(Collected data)
..........

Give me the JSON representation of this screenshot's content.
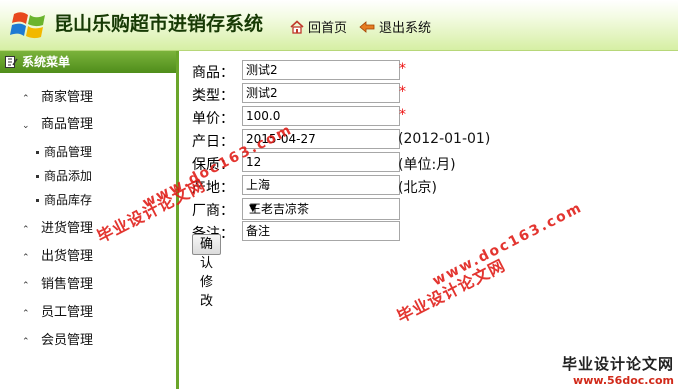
{
  "app": {
    "title": "昆山乐购超市进销存系统"
  },
  "nav": {
    "home": "回首页",
    "exit": "退出系统"
  },
  "sidebar": {
    "header": "系统菜单",
    "items": [
      {
        "label": "商家管理",
        "expanded": false
      },
      {
        "label": "商品管理",
        "expanded": true,
        "children": [
          "商品管理",
          "商品添加",
          "商品库存"
        ]
      },
      {
        "label": "进货管理",
        "expanded": false
      },
      {
        "label": "出货管理",
        "expanded": false
      },
      {
        "label": "销售管理",
        "expanded": false
      },
      {
        "label": "员工管理",
        "expanded": false
      },
      {
        "label": "会员管理",
        "expanded": false
      }
    ]
  },
  "form": {
    "product": {
      "label": "商品：",
      "value": "测试2",
      "required": "*"
    },
    "type": {
      "label": "类型：",
      "value": "测试2",
      "required": "*"
    },
    "price": {
      "label": "单价：",
      "value": "100.0",
      "required": "*"
    },
    "date": {
      "label": "产日：",
      "value": "2015-04-27",
      "hint": "(2012-01-01)"
    },
    "shelf": {
      "label": "保质：",
      "value": "12",
      "hint": "(单位:月)"
    },
    "origin": {
      "label": "产地：",
      "value": "上海",
      "hint": "(北京)"
    },
    "vendor": {
      "label": "厂商：",
      "selected": "王老吉凉茶"
    },
    "note": {
      "label": "备注：",
      "value": "备注"
    },
    "submit": "确认修改"
  },
  "watermarks": {
    "text": "毕业设计论文网",
    "url": "www.doc163.com",
    "corner_title": "毕业设计论文网",
    "corner_url": "www.56doc.com"
  },
  "colors": {
    "accent": "#5b9a22",
    "watermark": "#e0201a",
    "required": "#e11111"
  }
}
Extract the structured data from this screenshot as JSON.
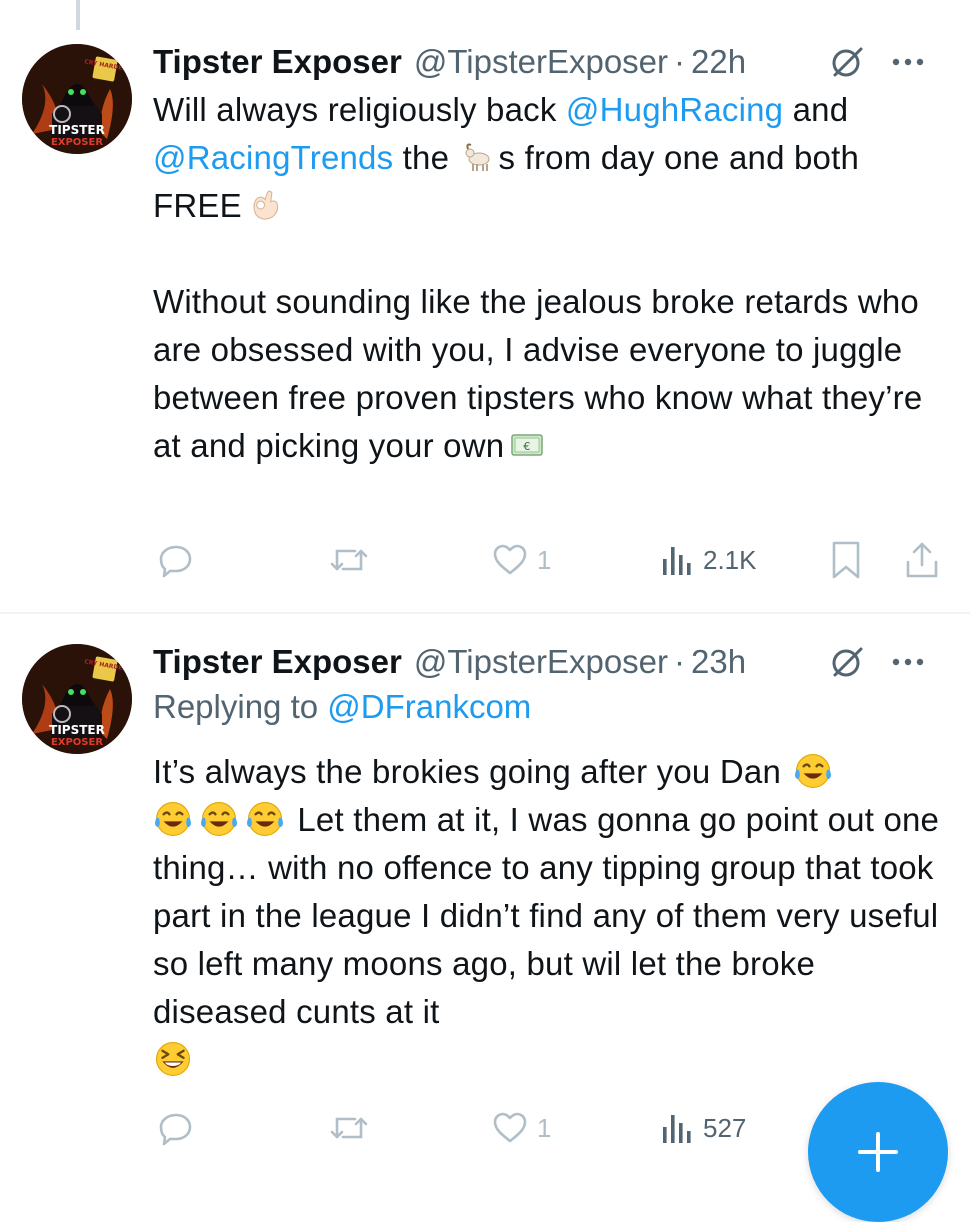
{
  "tweets": [
    {
      "display_name": "Tipster Exposer",
      "handle": "@TipsterExposer",
      "separator": "·",
      "time": "22h",
      "avatar": {
        "label_top": "TIPSTER",
        "label_bottom": "EXPOSER",
        "sign_text": "CRY HARDER"
      },
      "body": {
        "p1_seg1": "Will always religiously back ",
        "p1_mention1": "@HughRacing",
        "p1_seg2": " and ",
        "p1_mention2": "@RacingTrends",
        "p1_seg3": " the ",
        "p1_seg4": "s from day one and both FREE",
        "p2": "Without sounding like the jealous broke retards who are obsessed with you, I advise everyone to juggle between free proven tipsters who know what they’re at and picking your own"
      },
      "emojis": [
        "goat-emoji",
        "ok-hand-emoji",
        "euro-banknote-emoji"
      ],
      "actions": {
        "reply_count": "",
        "retweet_count": "",
        "like_count": "1",
        "view_count": "2.1K"
      }
    },
    {
      "display_name": "Tipster Exposer",
      "handle": "@TipsterExposer",
      "separator": "·",
      "time": "23h",
      "replying_label": "Replying to ",
      "replying_to": "@DFrankcom",
      "avatar": {
        "label_top": "TIPSTER",
        "label_bottom": "EXPOSER",
        "sign_text": "CRY HARDER"
      },
      "body": {
        "seg1": "It’s always the brokies going after you Dan",
        "seg2": "Let them at it, I was gonna go point out one thing… with no offence to any tipping group that took part in the league I didn’t find any of them very useful so left many moons ago, but wil let the broke diseased cunts at it"
      },
      "emojis": [
        "tears-of-joy-emoji",
        "tears-of-joy-emoji",
        "tears-of-joy-emoji",
        "tears-of-joy-emoji",
        "grinning-squinting-emoji"
      ],
      "actions": {
        "reply_count": "",
        "retweet_count": "",
        "like_count": "1",
        "view_count": "527"
      }
    }
  ],
  "icons": {
    "reply": "reply-icon",
    "retweet": "retweet-icon",
    "like": "heart-icon",
    "views": "views-icon",
    "bookmark": "bookmark-icon",
    "share": "share-icon",
    "grok": "grok-icon",
    "more": "more-icon",
    "compose": "plus-icon"
  },
  "colors": {
    "accent": "#1d9bf0",
    "text": "#0f1419",
    "muted": "#536471"
  }
}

..........

Directions: Which lines hold the word "value"? Copy each of them from the records.

Exercise output:
      "value": "测试2",
      "value": "测试2",
      "value": "100.0",
      "value": "2015-04-27",
      "value": "12",
      "value": "上海",
      "value": "备注"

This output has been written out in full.